Task input>

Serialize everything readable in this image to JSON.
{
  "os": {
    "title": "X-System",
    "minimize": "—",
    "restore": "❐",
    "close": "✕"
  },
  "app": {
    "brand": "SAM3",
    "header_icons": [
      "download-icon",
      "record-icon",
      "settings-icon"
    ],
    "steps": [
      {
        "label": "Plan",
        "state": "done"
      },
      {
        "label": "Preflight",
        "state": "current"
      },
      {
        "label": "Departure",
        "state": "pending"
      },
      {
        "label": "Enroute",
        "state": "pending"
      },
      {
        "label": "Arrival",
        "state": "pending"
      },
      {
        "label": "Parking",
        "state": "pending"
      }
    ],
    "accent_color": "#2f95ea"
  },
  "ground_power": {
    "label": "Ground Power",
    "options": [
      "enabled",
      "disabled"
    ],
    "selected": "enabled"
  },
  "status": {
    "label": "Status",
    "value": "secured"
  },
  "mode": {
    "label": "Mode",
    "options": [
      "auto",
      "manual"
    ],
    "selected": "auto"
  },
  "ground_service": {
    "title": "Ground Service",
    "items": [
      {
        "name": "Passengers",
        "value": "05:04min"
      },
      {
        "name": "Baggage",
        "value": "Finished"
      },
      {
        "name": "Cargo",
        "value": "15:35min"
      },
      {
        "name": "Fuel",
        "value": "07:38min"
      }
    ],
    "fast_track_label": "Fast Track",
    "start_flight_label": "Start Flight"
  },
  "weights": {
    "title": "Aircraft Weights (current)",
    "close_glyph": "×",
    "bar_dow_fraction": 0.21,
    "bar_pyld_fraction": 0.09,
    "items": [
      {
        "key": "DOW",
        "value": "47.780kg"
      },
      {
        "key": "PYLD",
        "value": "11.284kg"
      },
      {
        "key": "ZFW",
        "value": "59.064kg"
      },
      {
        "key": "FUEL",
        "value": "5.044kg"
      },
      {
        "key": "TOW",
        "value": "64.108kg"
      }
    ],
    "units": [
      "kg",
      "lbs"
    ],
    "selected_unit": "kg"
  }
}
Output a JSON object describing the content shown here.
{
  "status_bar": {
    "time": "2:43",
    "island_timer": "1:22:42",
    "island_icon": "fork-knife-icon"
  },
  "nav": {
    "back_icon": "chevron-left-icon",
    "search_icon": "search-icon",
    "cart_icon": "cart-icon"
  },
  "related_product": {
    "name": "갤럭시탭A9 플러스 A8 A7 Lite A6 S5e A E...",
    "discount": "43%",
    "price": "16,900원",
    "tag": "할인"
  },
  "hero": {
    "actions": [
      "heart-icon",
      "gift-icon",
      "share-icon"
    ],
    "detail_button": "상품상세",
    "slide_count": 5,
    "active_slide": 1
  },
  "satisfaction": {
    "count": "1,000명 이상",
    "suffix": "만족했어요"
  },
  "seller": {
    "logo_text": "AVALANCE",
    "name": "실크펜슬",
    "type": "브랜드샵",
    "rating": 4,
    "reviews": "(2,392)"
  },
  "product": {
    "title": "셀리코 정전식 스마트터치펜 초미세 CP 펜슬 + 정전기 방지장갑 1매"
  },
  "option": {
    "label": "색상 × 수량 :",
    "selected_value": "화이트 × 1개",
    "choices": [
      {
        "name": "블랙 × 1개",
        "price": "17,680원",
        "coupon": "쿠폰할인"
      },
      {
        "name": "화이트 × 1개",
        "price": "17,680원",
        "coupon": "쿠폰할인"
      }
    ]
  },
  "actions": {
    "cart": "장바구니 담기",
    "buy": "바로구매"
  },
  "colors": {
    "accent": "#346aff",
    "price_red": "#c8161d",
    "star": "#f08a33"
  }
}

Exercise objective> Print every entry exactly as written.

The solution>
Serialize everything readable in this image to JSON.
{
  "os": {
    "title": "X-System",
    "minimize": "—",
    "restore": "❐",
    "close": "✕"
  },
  "app": {
    "brand": "SAM3",
    "header_icons": [
      "download-icon",
      "record-icon",
      "settings-icon"
    ],
    "steps": [
      {
        "label": "Plan",
        "state": "done"
      },
      {
        "label": "Preflight",
        "state": "current"
      },
      {
        "label": "Departure",
        "state": "pending"
      },
      {
        "label": "Enroute",
        "state": "pending"
      },
      {
        "label": "Arrival",
        "state": "pending"
      },
      {
        "label": "Parking",
        "state": "pending"
      }
    ],
    "accent_color": "#2f95ea"
  },
  "ground_power": {
    "label": "Ground Power",
    "options": [
      "enabled",
      "disabled"
    ],
    "selected": "enabled"
  },
  "status": {
    "label": "Status",
    "value": "secured"
  },
  "mode": {
    "label": "Mode",
    "options": [
      "auto",
      "manual"
    ],
    "selected": "auto"
  },
  "ground_service": {
    "title": "Ground Service",
    "items": [
      {
        "name": "Passengers",
        "value": "05:04min"
      },
      {
        "name": "Baggage",
        "value": "Finished"
      },
      {
        "name": "Cargo",
        "value": "15:35min"
      },
      {
        "name": "Fuel",
        "value": "07:38min"
      }
    ],
    "fast_track_label": "Fast Track",
    "start_flight_label": "Start Flight"
  },
  "weights": {
    "title": "Aircraft Weights (current)",
    "close_glyph": "×",
    "bar_dow_fraction": 0.21,
    "bar_pyld_fraction": 0.09,
    "items": [
      {
        "key": "DOW",
        "value": "47.780kg"
      },
      {
        "key": "PYLD",
        "value": "11.284kg"
      },
      {
        "key": "ZFW",
        "value": "59.064kg"
      },
      {
        "key": "FUEL",
        "value": "5.044kg"
      },
      {
        "key": "TOW",
        "value": "64.108kg"
      }
    ],
    "units": [
      "kg",
      "lbs"
    ],
    "selected_unit": "kg"
  }
}
Output a JSON object describing the content shown here.
{
  "status_bar": {
    "time": "2:43",
    "island_timer": "1:22:42",
    "island_icon": "fork-knife-icon"
  },
  "nav": {
    "back_icon": "chevron-left-icon",
    "search_icon": "search-icon",
    "cart_icon": "cart-icon"
  },
  "related_product": {
    "name": "갤럭시탭A9 플러스 A8 A7 Lite A6 S5e A E...",
    "discount": "43%",
    "price": "16,900원",
    "tag": "할인"
  },
  "hero": {
    "actions": [
      "heart-icon",
      "gift-icon",
      "share-icon"
    ],
    "detail_button": "상품상세",
    "slide_count": 5,
    "active_slide": 1
  },
  "satisfaction": {
    "count": "1,000명 이상",
    "suffix": "만족했어요"
  },
  "seller": {
    "logo_text": "AVALANCE",
    "name": "실크펜슬",
    "type": "브랜드샵",
    "rating": 4,
    "reviews": "(2,392)"
  },
  "product": {
    "title": "셀리코 정전식 스마트터치펜 초미세 CP 펜슬 + 정전기 방지장갑 1매"
  },
  "option": {
    "label": "색상 × 수량 :",
    "selected_value": "화이트 × 1개",
    "choices": [
      {
        "name": "블랙 × 1개",
        "price": "17,680원",
        "coupon": "쿠폰할인"
      },
      {
        "name": "화이트 × 1개",
        "price": "17,680원",
        "coupon": "쿠폰할인"
      }
    ]
  },
  "actions": {
    "cart": "장바구니 담기",
    "buy": "바로구매"
  },
  "colors": {
    "accent": "#346aff",
    "price_red": "#c8161d",
    "star": "#f08a33"
  }
}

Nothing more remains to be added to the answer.